** BEGIN **

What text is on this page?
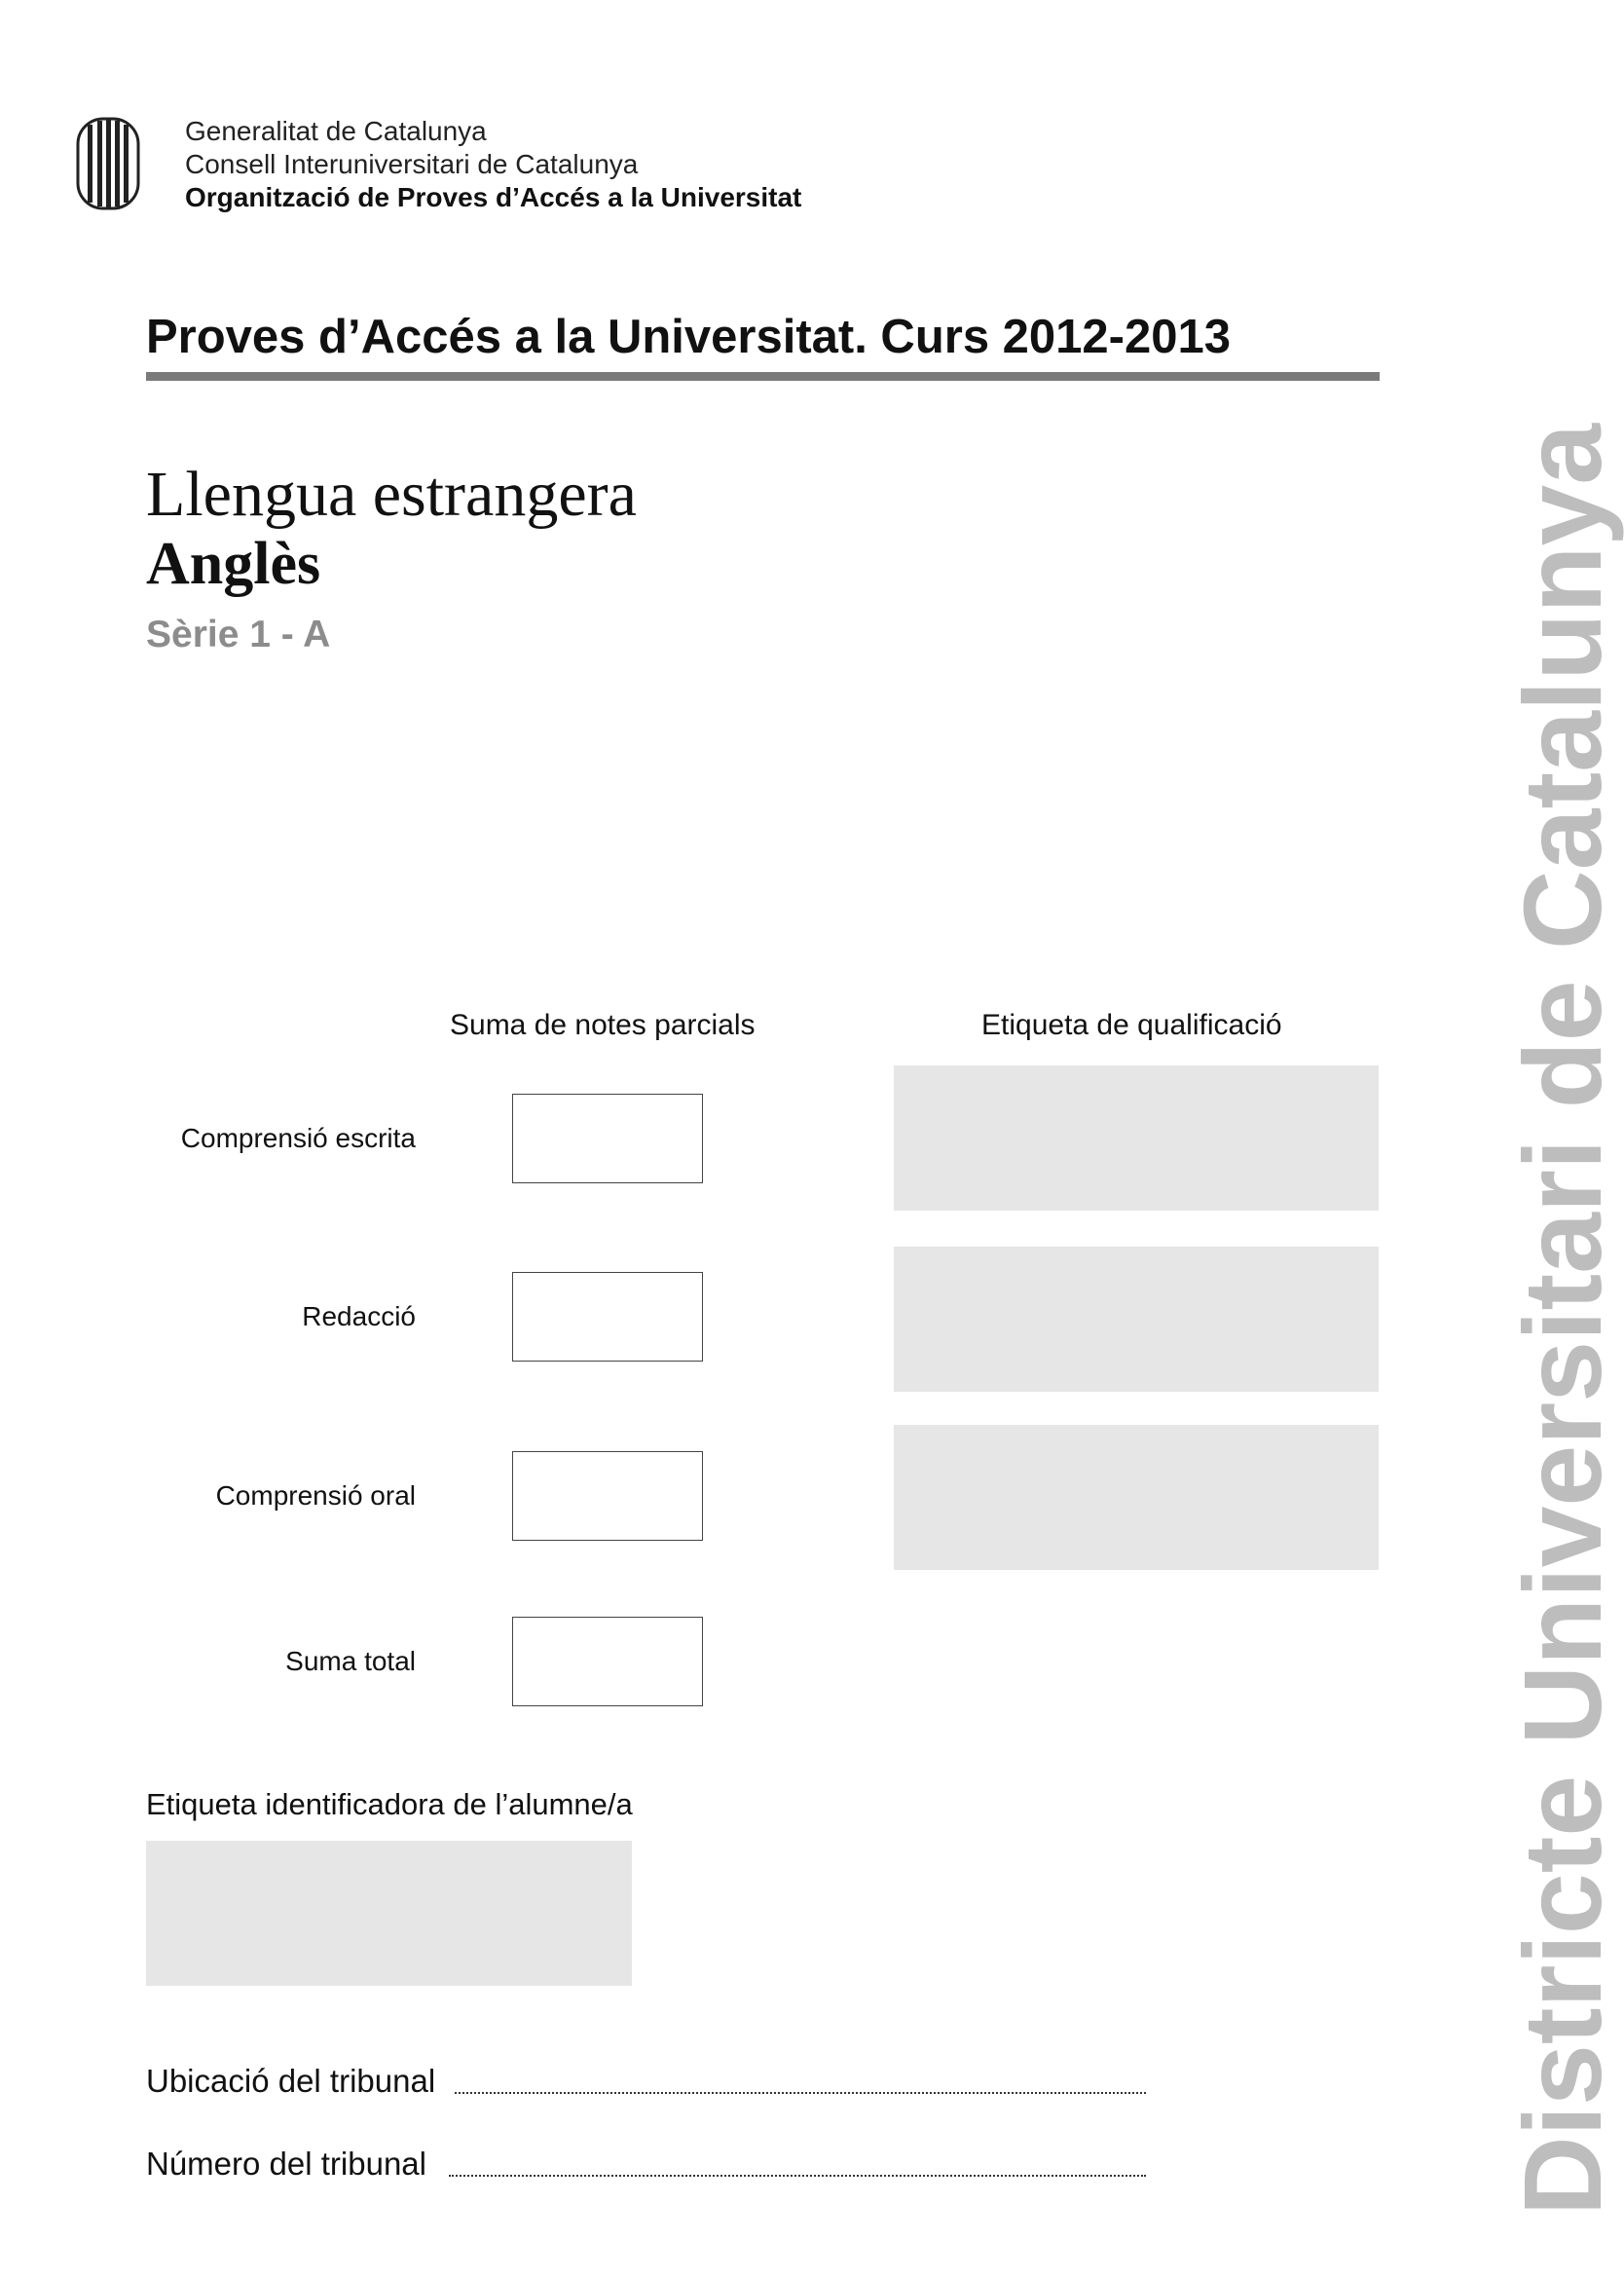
Generalitat de Catalunya
Consell Interuniversitari de Catalunya
Organització de Proves d’Accés a la Universitat
Proves d’Accés a la Universitat. Curs 2012-2013
Llengua estrangera
Anglès
Sèrie 1 - A
Suma de notes parcials	Etiqueta de qualificació
Comprensió escrita
Redacció
Comprensió oral
Suma total
Etiqueta identificadora de l’alumne/a
Ubicació del tribunal
Número del tribunal	Districte Universitari de Catalunya
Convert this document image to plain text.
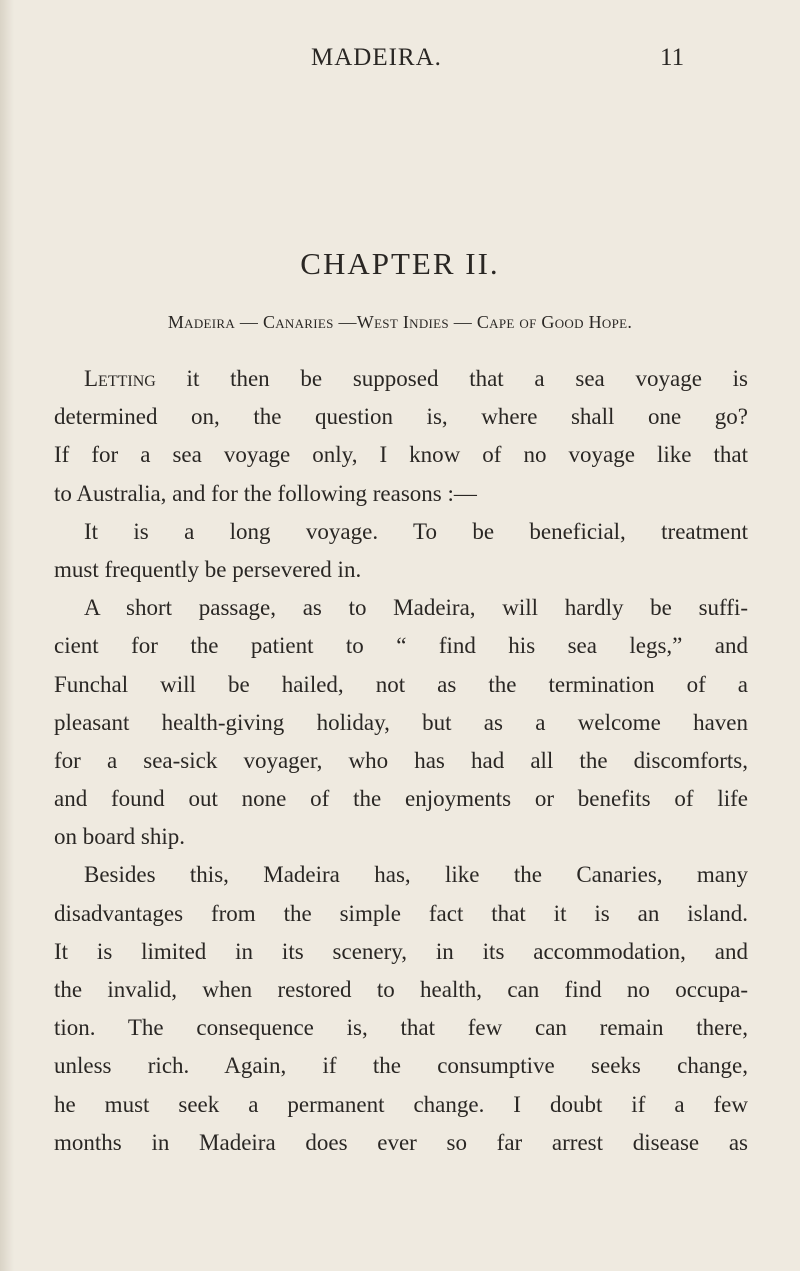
MADEIRA.	11
CHAPTER II.
Madeira — Canaries —West Indies — Cape of Good Hope.
Letting it then be supposed that a sea voyage is
determined on, the question is, where shall one go?
If for a sea voyage only, I know of no voyage like that
to Australia, and for the following reasons :—
It is a long voyage. To be beneficial, treatment
must frequently be persevered in.
A short passage, as to Madeira, will hardly be suffi-
cient for the patient to “ find his sea legs,” and
Funchal will be hailed, not as the termination of a
pleasant health-giving holiday, but as a welcome haven
for a sea-sick voyager, who has had all the discomforts,
and found out none of the enjoyments or benefits of life
on board ship.
Besides this, Madeira has, like the Canaries, many
disadvantages from the simple fact that it is an island.
It is limited in its scenery, in its accommodation, and
the invalid, when restored to health, can find no occupa-
tion. The consequence is, that few can remain there,
unless rich. Again, if the consumptive seeks change,
he must seek a permanent change. I doubt if a few
months in Madeira does ever so far arrest disease as
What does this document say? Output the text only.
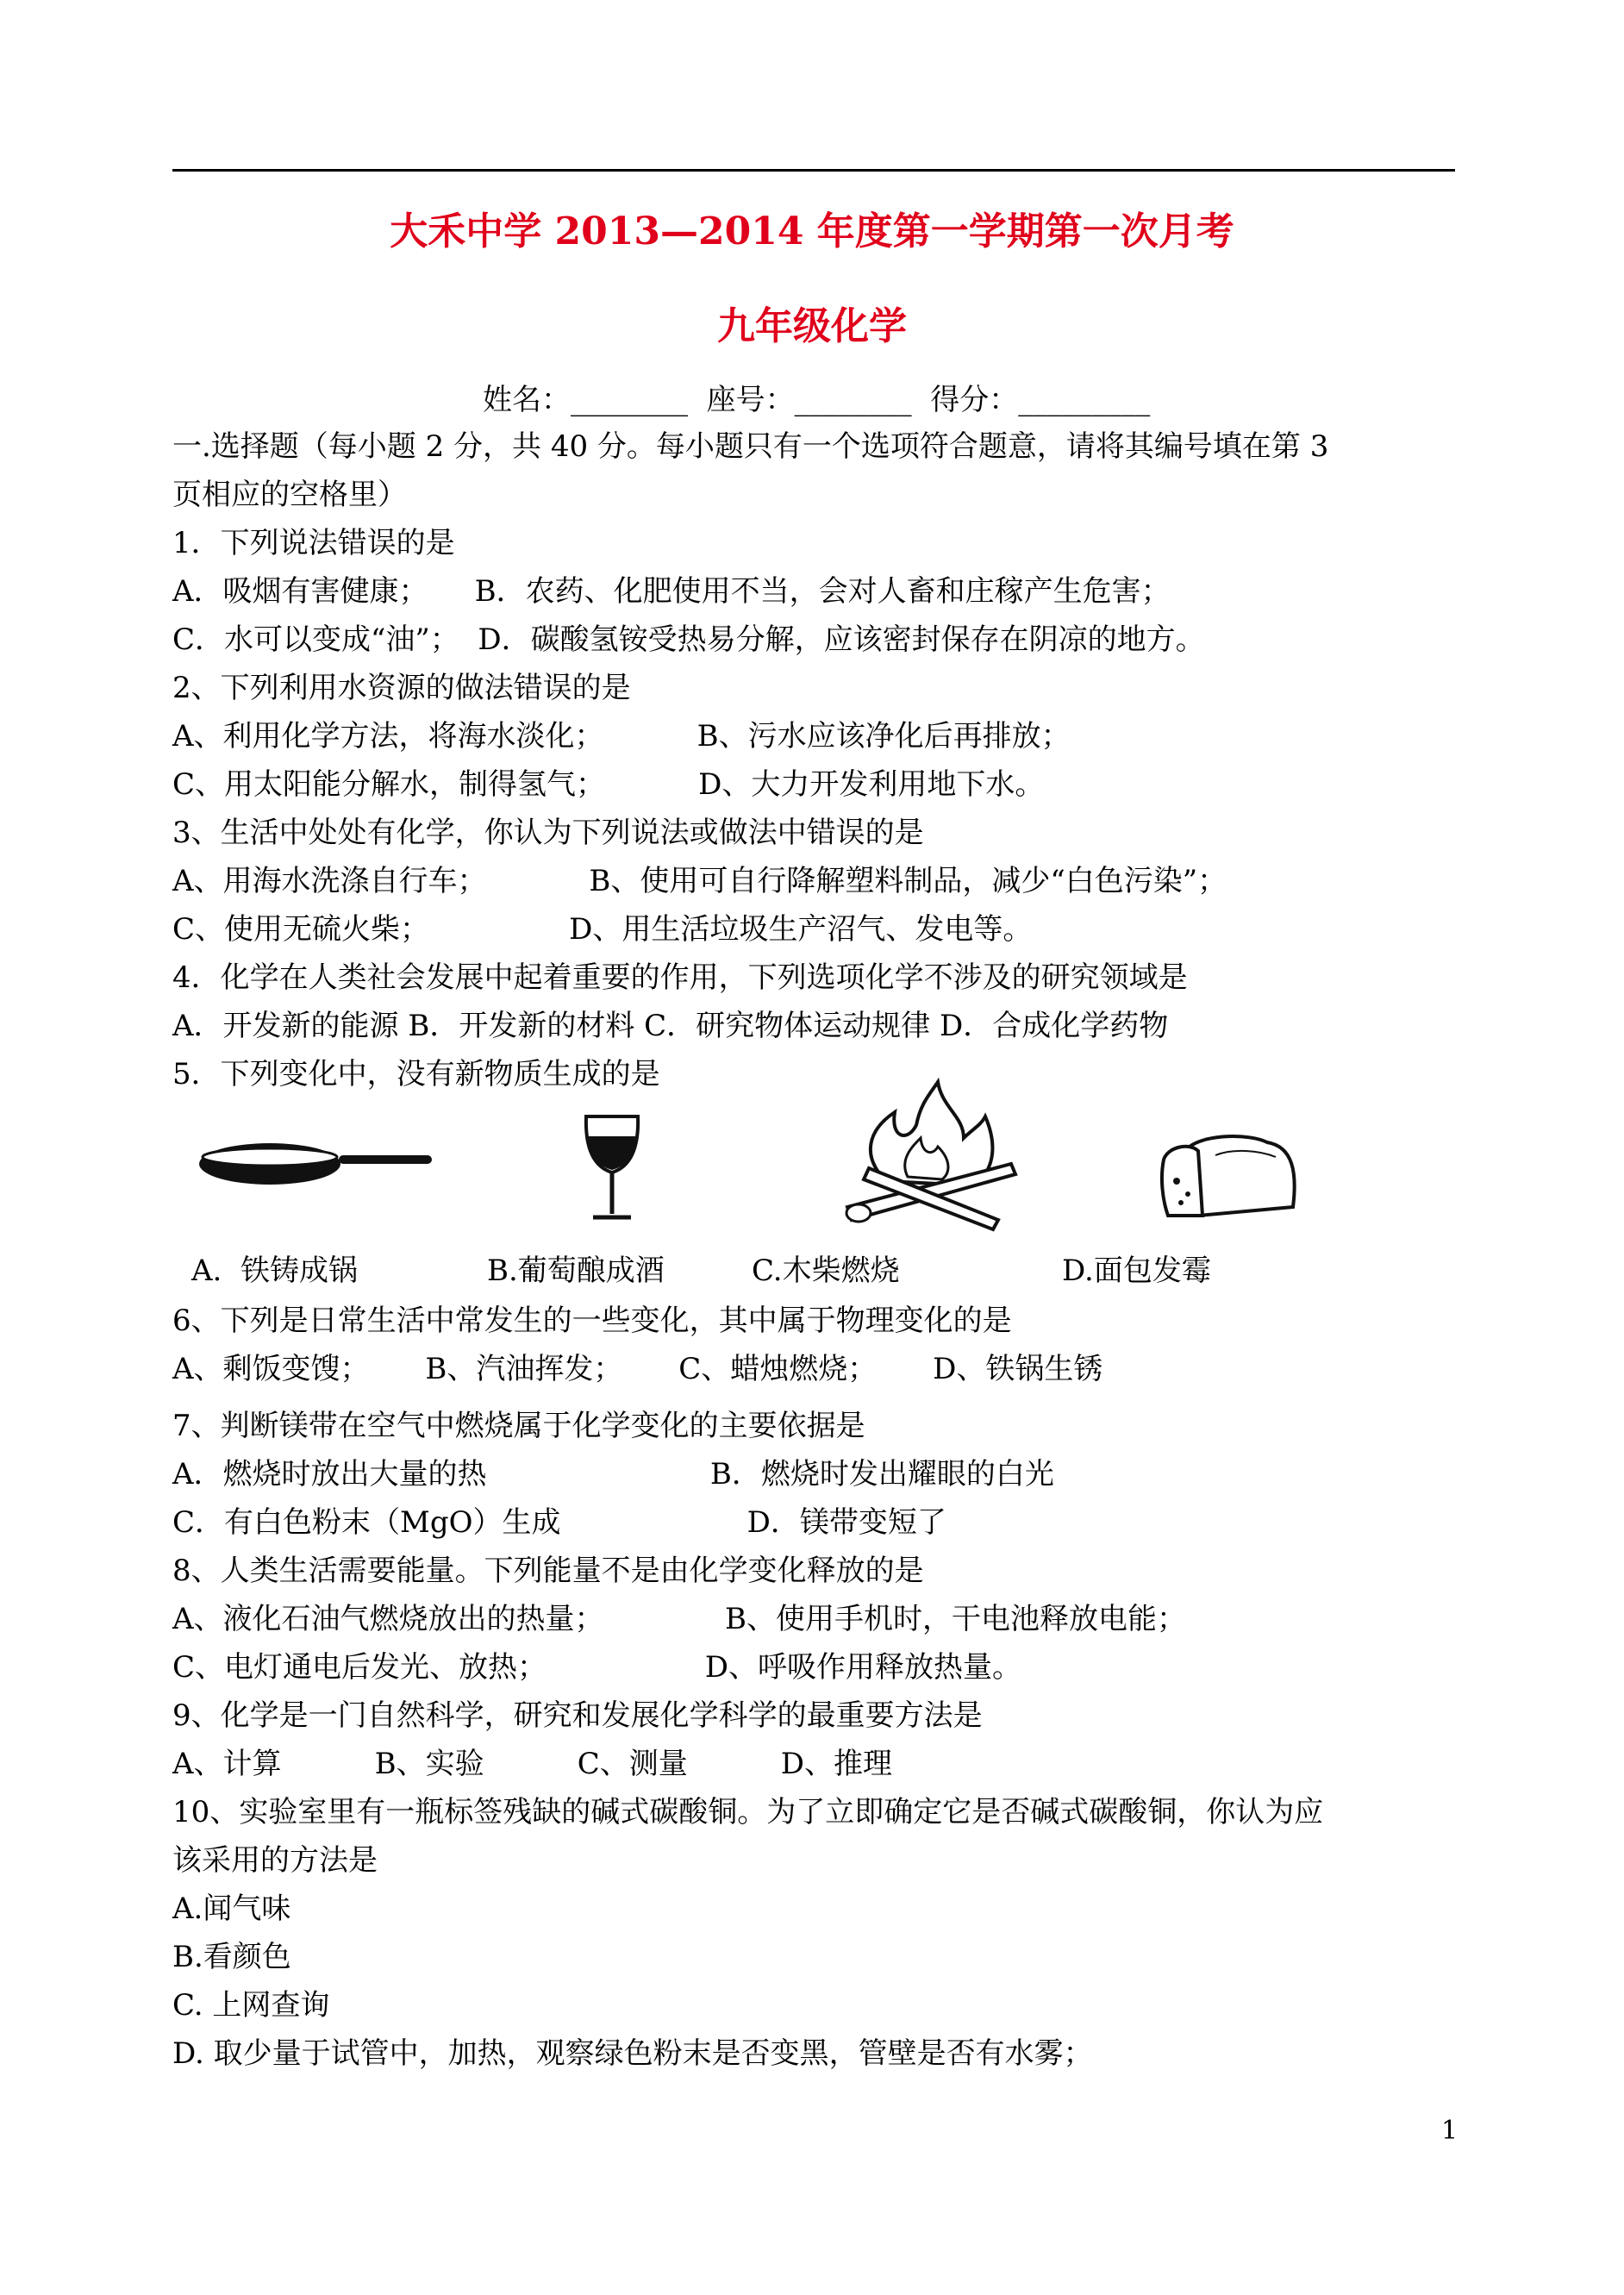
大禾中学 2013—2014 年度第一学期第一次月考
九年级化学
姓名：________  座号：________  得分：_________
一.选择题（每小题 2 分，共 40 分。每小题只有一个选项符合题意，请将其编号填在第 3
页相应的空格里）
1．下列说法错误的是
A．吸烟有害健康；     B．农药、化肥使用不当，会对人畜和庄稼产生危害；
C．水可以变成“油”；  D．碳酸氢铵受热易分解，应该密封保存在阴凉的地方。
2、下列利用水资源的做法错误的是
A、利用化学方法，将海水淡化；          B、污水应该净化后再排放；
C、用太阳能分解水，制得氢气；          D、大力开发利用地下水。
3、生活中处处有化学，你认为下列说法或做法中错误的是
A、用海水洗涤自行车；           B、使用可自行降解塑料制品，减少“白色污染”；
C、使用无硫火柴；               D、用生活垃圾生产沼气、发电等。
4．化学在人类社会发展中起着重要的作用，下列选项化学不涉及的研究领域是
A．开发新的能源 B．开发新的材料 C．研究物体运动规律 D．合成化学药物
5．下列变化中，没有新物质生成的是
A.  铁铸成锅	B.葡萄酿成酒	C.木柴燃烧	D.面包发霉
6、下列是日常生活中常发生的一些变化，其中属于物理变化的是
A、剩饭变馊；      B、汽油挥发；      C、蜡烛燃烧；      D、铁锅生锈
7、判断镁带在空气中燃烧属于化学变化的主要依据是
A．燃烧时放出大量的热                        B．燃烧时发出耀眼的白光
C．有白色粉末（MgO）生成                    D．镁带变短了
8、人类生活需要能量。下列能量不是由化学变化释放的是
A、液化石油气燃烧放出的热量；             B、使用手机时，干电池释放电能；
C、电灯通电后发光、放热；                 D、呼吸作用释放热量。
9、化学是一门自然科学，研究和发展化学科学的最重要方法是
A、计算          B、实验          C、测量          D、推理
10、实验室里有一瓶标签残缺的碱式碳酸铜。为了立即确定它是否碱式碳酸铜，你认为应
该采用的方法是
A.闻气味
B.看颜色
C. 上网查询
D. 取少量于试管中，加热，观察绿色粉末是否变黑，管壁是否有水雾；
1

** END **

**JOB:** Reproduce the data word for word, excluding its pictures.

**RESULT:**
What text is on this page?
Generalitat de Catalunya
Consell Interuniversitari de Catalunya
Organització de Proves d’Accés a la Universitat
Proves d’Accés a la Universitat. Curs 2012-2013
Llengua estrangera
Anglès
Sèrie 1 - A
Suma de notes parcials	Etiqueta de qualificació
Comprensió escrita
Redacció
Comprensió oral
Suma total
Etiqueta identificadora de l’alumne/a
Ubicació del tribunal
Número del tribunal	Districte Universitari de Catalunya
Convert this document image to plain text.
MADEIRA.	11
CHAPTER II.
Madeira — Canaries —West Indies — Cape of Good Hope.
Letting it then be supposed that a sea voyage is
determined on, the question is, where shall one go?
If for a sea voyage only, I know of no voyage like that
to Australia, and for the following reasons :—
It is a long voyage. To be beneficial, treatment
must frequently be persevered in.
A short passage, as to Madeira, will hardly be suffi-
cient for the patient to “ find his sea legs,” and
Funchal will be hailed, not as the termination of a
pleasant health-giving holiday, but as a welcome haven
for a sea-sick voyager, who has had all the discomforts,
and found out none of the enjoyments or benefits of life
on board ship.
Besides this, Madeira has, like the Canaries, many
disadvantages from the simple fact that it is an island.
It is limited in its scenery, in its accommodation, and
the invalid, when restored to health, can find no occupa-
tion. The consequence is, that few can remain there,
unless rich. Again, if the consumptive seeks change,
he must seek a permanent change. I doubt if a few
months in Madeira does ever so far arrest disease as
What does this document say? Output the text only.
大禾中学 2013—2014 年度第一学期第一次月考
九年级化学
姓名：________  座号：________  得分：_________
一.选择题（每小题 2 分，共 40 分。每小题只有一个选项符合题意，请将其编号填在第 3
页相应的空格里）
1．下列说法错误的是
A．吸烟有害健康；     B．农药、化肥使用不当，会对人畜和庄稼产生危害；
C．水可以变成“油”；  D．碳酸氢铵受热易分解，应该密封保存在阴凉的地方。
2、下列利用水资源的做法错误的是
A、利用化学方法，将海水淡化；          B、污水应该净化后再排放；
C、用太阳能分解水，制得氢气；          D、大力开发利用地下水。
3、生活中处处有化学，你认为下列说法或做法中错误的是
A、用海水洗涤自行车；           B、使用可自行降解塑料制品，减少“白色污染”；
C、使用无硫火柴；               D、用生活垃圾生产沼气、发电等。
4．化学在人类社会发展中起着重要的作用，下列选项化学不涉及的研究领域是
A．开发新的能源 B．开发新的材料 C．研究物体运动规律 D．合成化学药物
5．下列变化中，没有新物质生成的是
A.  铁铸成锅	B.葡萄酿成酒	C.木柴燃烧	D.面包发霉
6、下列是日常生活中常发生的一些变化，其中属于物理变化的是
A、剩饭变馊；      B、汽油挥发；      C、蜡烛燃烧；      D、铁锅生锈
7、判断镁带在空气中燃烧属于化学变化的主要依据是
A．燃烧时放出大量的热                        B．燃烧时发出耀眼的白光
C．有白色粉末（MgO）生成                    D．镁带变短了
8、人类生活需要能量。下列能量不是由化学变化释放的是
A、液化石油气燃烧放出的热量；             B、使用手机时，干电池释放电能；
C、电灯通电后发光、放热；                 D、呼吸作用释放热量。
9、化学是一门自然科学，研究和发展化学科学的最重要方法是
A、计算          B、实验          C、测量          D、推理
10、实验室里有一瓶标签残缺的碱式碳酸铜。为了立即确定它是否碱式碳酸铜，你认为应
该采用的方法是
A.闻气味
B.看颜色
C. 上网查询
D. 取少量于试管中，加热，观察绿色粉末是否变黑，管壁是否有水雾；
1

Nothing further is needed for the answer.